__Exercise details__. Every line from the one containing "Parse this screenshot: output" to the final line of the material below must be reproduced exactly; leave out all other lines.

### The records ###

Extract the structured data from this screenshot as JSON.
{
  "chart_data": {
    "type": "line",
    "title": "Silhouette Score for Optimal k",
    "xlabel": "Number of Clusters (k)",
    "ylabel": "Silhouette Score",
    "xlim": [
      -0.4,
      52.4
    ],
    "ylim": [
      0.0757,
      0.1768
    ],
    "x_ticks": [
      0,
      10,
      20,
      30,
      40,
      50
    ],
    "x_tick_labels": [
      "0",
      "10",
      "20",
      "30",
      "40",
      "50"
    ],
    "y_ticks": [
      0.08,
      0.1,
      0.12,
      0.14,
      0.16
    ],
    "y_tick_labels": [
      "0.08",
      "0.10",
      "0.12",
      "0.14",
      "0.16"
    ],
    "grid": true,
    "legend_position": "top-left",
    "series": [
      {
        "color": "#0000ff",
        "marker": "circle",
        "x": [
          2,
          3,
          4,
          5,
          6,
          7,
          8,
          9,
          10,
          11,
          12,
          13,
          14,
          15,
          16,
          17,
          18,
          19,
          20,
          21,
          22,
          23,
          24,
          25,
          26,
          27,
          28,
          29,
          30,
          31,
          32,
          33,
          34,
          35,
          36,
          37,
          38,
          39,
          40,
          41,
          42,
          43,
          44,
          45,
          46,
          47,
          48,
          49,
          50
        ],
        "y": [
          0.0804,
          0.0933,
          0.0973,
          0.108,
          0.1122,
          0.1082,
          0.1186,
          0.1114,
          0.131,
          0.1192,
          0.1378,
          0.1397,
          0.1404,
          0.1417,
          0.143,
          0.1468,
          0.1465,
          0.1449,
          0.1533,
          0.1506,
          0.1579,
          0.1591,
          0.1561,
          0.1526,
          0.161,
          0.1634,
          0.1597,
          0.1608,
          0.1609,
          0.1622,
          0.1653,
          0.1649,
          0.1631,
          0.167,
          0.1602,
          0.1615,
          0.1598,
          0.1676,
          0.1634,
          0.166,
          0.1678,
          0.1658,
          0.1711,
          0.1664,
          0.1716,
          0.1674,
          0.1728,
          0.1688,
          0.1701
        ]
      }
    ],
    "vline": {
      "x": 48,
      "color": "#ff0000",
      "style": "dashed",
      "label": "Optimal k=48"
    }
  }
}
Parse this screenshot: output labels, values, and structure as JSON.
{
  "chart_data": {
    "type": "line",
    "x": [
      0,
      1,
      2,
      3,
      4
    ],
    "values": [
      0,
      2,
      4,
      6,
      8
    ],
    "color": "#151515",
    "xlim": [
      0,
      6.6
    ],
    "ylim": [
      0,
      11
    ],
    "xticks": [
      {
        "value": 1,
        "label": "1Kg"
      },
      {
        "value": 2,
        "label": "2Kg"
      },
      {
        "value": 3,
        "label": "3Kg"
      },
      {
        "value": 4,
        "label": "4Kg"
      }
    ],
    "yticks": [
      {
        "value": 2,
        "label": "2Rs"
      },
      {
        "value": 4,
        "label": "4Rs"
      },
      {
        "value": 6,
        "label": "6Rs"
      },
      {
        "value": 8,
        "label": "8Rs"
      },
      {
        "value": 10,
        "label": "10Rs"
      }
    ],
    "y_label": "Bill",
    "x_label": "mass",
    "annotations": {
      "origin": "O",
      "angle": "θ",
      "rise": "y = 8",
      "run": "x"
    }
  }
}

###

__Task result__.
Parse this screenshot: output labels, values, and structure as JSON.
{
  "chart_data": {
    "type": "line",
    "x": [
      0,
      1,
      2,
      3,
      4
    ],
    "values": [
      0,
      2,
      4,
      6,
      8
    ],
    "color": "#151515",
    "xlim": [
      0,
      6.6
    ],
    "ylim": [
      0,
      11
    ],
    "xticks": [
      {
        "value": 1,
        "label": "1Kg"
      },
      {
        "value": 2,
        "label": "2Kg"
      },
      {
        "value": 3,
        "label": "3Kg"
      },
      {
        "value": 4,
        "label": "4Kg"
      }
    ],
    "yticks": [
      {
        "value": 2,
        "label": "2Rs"
      },
      {
        "value": 4,
        "label": "4Rs"
      },
      {
        "value": 6,
        "label": "6Rs"
      },
      {
        "value": 8,
        "label": "8Rs"
      },
      {
        "value": 10,
        "label": "10Rs"
      }
    ],
    "y_label": "Bill",
    "x_label": "mass",
    "annotations": {
      "origin": "O",
      "angle": "θ",
      "rise": "y = 8",
      "run": "x"
    }
  }
}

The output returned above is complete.